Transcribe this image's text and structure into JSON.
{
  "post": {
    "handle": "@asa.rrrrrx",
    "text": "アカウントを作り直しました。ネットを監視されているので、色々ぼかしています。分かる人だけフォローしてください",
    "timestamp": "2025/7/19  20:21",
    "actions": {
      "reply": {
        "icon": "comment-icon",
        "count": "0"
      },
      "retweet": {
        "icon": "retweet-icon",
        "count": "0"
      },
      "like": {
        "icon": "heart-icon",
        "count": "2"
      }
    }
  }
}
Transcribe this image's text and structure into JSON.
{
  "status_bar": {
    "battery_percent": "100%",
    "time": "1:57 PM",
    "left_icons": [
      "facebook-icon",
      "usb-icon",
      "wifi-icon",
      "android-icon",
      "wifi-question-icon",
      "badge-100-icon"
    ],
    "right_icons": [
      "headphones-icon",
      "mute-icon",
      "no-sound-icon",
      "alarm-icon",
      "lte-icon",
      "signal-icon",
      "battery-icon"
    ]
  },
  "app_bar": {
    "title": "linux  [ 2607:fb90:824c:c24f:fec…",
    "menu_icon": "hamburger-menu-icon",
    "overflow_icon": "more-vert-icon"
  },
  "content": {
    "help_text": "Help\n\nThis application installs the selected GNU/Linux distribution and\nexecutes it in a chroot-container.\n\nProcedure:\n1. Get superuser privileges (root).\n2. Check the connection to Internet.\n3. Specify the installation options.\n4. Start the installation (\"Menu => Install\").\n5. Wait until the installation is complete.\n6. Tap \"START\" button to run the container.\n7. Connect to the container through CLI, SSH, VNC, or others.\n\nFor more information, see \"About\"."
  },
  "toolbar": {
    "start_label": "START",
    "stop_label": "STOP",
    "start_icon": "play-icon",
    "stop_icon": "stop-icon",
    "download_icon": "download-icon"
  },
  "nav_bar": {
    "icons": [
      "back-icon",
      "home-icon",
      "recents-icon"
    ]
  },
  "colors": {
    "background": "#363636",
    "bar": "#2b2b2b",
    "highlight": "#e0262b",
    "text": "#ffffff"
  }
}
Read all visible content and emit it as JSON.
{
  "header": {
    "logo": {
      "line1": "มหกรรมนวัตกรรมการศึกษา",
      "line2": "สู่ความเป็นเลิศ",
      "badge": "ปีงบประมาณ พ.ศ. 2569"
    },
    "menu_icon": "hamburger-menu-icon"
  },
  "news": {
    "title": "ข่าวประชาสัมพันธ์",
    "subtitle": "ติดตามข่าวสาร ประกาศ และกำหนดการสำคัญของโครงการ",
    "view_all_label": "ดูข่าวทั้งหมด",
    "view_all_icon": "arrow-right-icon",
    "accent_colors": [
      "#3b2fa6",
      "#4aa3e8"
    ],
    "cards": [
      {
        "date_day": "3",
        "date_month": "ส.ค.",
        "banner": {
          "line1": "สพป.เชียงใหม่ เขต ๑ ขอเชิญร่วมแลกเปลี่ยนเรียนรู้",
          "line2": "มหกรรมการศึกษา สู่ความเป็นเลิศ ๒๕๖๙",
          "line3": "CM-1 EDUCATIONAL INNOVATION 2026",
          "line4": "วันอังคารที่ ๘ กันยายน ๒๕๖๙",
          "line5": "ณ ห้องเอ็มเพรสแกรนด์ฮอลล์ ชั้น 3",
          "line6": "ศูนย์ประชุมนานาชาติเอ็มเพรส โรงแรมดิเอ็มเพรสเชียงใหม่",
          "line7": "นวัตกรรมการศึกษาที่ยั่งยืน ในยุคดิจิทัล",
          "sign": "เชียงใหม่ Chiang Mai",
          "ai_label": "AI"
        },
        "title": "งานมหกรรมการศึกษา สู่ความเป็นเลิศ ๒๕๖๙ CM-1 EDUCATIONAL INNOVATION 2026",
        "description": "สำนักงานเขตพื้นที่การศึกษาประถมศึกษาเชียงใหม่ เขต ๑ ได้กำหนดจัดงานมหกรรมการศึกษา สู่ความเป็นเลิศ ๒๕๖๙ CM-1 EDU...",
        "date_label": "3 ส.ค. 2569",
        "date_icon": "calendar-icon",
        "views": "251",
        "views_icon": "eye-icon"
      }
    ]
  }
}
====
- **GOAL**: The records above must be output exactly, in full.

- **RESULT OF THIS TASK**:
Transcribe this image's text and structure into JSON.
{
  "post": {
    "handle": "@asa.rrrrrx",
    "text": "アカウントを作り直しました。ネットを監視されているので、色々ぼかしています。分かる人だけフォローしてください",
    "timestamp": "2025/7/19  20:21",
    "actions": {
      "reply": {
        "icon": "comment-icon",
        "count": "0"
      },
      "retweet": {
        "icon": "retweet-icon",
        "count": "0"
      },
      "like": {
        "icon": "heart-icon",
        "count": "2"
      }
    }
  }
}
Transcribe this image's text and structure into JSON.
{
  "status_bar": {
    "battery_percent": "100%",
    "time": "1:57 PM",
    "left_icons": [
      "facebook-icon",
      "usb-icon",
      "wifi-icon",
      "android-icon",
      "wifi-question-icon",
      "badge-100-icon"
    ],
    "right_icons": [
      "headphones-icon",
      "mute-icon",
      "no-sound-icon",
      "alarm-icon",
      "lte-icon",
      "signal-icon",
      "battery-icon"
    ]
  },
  "app_bar": {
    "title": "linux  [ 2607:fb90:824c:c24f:fec…",
    "menu_icon": "hamburger-menu-icon",
    "overflow_icon": "more-vert-icon"
  },
  "content": {
    "help_text": "Help\n\nThis application installs the selected GNU/Linux distribution and\nexecutes it in a chroot-container.\n\nProcedure:\n1. Get superuser privileges (root).\n2. Check the connection to Internet.\n3. Specify the installation options.\n4. Start the installation (\"Menu => Install\").\n5. Wait until the installation is complete.\n6. Tap \"START\" button to run the container.\n7. Connect to the container through CLI, SSH, VNC, or others.\n\nFor more information, see \"About\"."
  },
  "toolbar": {
    "start_label": "START",
    "stop_label": "STOP",
    "start_icon": "play-icon",
    "stop_icon": "stop-icon",
    "download_icon": "download-icon"
  },
  "nav_bar": {
    "icons": [
      "back-icon",
      "home-icon",
      "recents-icon"
    ]
  },
  "colors": {
    "background": "#363636",
    "bar": "#2b2b2b",
    "highlight": "#e0262b",
    "text": "#ffffff"
  }
}
Read all visible content and emit it as JSON.
{
  "header": {
    "logo": {
      "line1": "มหกรรมนวัตกรรมการศึกษา",
      "line2": "สู่ความเป็นเลิศ",
      "badge": "ปีงบประมาณ พ.ศ. 2569"
    },
    "menu_icon": "hamburger-menu-icon"
  },
  "news": {
    "title": "ข่าวประชาสัมพันธ์",
    "subtitle": "ติดตามข่าวสาร ประกาศ และกำหนดการสำคัญของโครงการ",
    "view_all_label": "ดูข่าวทั้งหมด",
    "view_all_icon": "arrow-right-icon",
    "accent_colors": [
      "#3b2fa6",
      "#4aa3e8"
    ],
    "cards": [
      {
        "date_day": "3",
        "date_month": "ส.ค.",
        "banner": {
          "line1": "สพป.เชียงใหม่ เขต ๑ ขอเชิญร่วมแลกเปลี่ยนเรียนรู้",
          "line2": "มหกรรมการศึกษา สู่ความเป็นเลิศ ๒๕๖๙",
          "line3": "CM-1 EDUCATIONAL INNOVATION 2026",
          "line4": "วันอังคารที่ ๘ กันยายน ๒๕๖๙",
          "line5": "ณ ห้องเอ็มเพรสแกรนด์ฮอลล์ ชั้น 3",
          "line6": "ศูนย์ประชุมนานาชาติเอ็มเพรส โรงแรมดิเอ็มเพรสเชียงใหม่",
          "line7": "นวัตกรรมการศึกษาที่ยั่งยืน ในยุคดิจิทัล",
          "sign": "เชียงใหม่ Chiang Mai",
          "ai_label": "AI"
        },
        "title": "งานมหกรรมการศึกษา สู่ความเป็นเลิศ ๒๕๖๙ CM-1 EDUCATIONAL INNOVATION 2026",
        "description": "สำนักงานเขตพื้นที่การศึกษาประถมศึกษาเชียงใหม่ เขต ๑ ได้กำหนดจัดงานมหกรรมการศึกษา สู่ความเป็นเลิศ ๒๕๖๙ CM-1 EDU...",
        "date_label": "3 ส.ค. 2569",
        "date_icon": "calendar-icon",
        "views": "251",
        "views_icon": "eye-icon"
      }
    ]
  }
}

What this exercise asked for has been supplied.